§ TASK TO CARRY OUT:
In the listing below, find every line with the string "الأولى" and pull it out.
# Start of DATA ENTRIES
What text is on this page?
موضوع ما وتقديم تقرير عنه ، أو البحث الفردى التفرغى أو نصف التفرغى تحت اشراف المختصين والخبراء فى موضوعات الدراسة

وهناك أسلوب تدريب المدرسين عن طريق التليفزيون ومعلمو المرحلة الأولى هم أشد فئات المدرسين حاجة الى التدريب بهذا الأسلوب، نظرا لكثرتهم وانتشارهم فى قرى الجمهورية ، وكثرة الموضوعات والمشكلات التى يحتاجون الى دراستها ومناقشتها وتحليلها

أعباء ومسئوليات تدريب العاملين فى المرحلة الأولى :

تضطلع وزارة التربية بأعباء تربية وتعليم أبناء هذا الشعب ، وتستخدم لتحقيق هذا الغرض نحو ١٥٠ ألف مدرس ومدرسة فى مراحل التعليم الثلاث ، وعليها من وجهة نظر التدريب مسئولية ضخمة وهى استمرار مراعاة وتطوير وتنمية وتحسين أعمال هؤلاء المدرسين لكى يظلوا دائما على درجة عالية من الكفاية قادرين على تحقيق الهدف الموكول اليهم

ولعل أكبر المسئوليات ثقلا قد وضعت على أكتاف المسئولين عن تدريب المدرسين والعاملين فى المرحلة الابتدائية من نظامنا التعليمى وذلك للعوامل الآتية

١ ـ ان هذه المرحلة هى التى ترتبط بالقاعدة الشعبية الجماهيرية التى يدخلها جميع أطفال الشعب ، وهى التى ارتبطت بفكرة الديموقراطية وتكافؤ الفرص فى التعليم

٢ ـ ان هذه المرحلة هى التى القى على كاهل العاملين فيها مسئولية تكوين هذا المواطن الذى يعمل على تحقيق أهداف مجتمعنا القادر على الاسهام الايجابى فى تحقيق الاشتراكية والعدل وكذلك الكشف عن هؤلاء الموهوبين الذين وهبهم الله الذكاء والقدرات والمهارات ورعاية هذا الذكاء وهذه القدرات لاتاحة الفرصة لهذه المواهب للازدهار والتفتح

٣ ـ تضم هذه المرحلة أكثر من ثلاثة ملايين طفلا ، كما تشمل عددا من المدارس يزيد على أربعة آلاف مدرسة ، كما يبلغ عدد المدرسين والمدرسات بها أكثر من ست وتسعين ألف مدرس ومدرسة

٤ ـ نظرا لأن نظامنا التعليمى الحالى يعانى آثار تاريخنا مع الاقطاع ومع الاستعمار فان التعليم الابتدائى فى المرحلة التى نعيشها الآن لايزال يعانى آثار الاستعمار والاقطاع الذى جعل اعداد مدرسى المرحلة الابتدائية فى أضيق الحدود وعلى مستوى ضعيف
# End of DATA ENTRIES
§ EXERCISE SOLUTION:
وهناك أسلوب تدريب المدرسين عن طريق التليفزيون ومعلمو المرحلة الأولى هم أشد فئات المدرسين حاجة الى التدريب بهذا الأسلوب، نظرا لكثرتهم وانتشارهم فى قرى الجمهورية ، وكثرة الموضوعات والمشكلات التى يحتاجون الى دراستها ومناقشتها وتحليلها
أعباء ومسئوليات تدريب العاملين فى المرحلة الأولى :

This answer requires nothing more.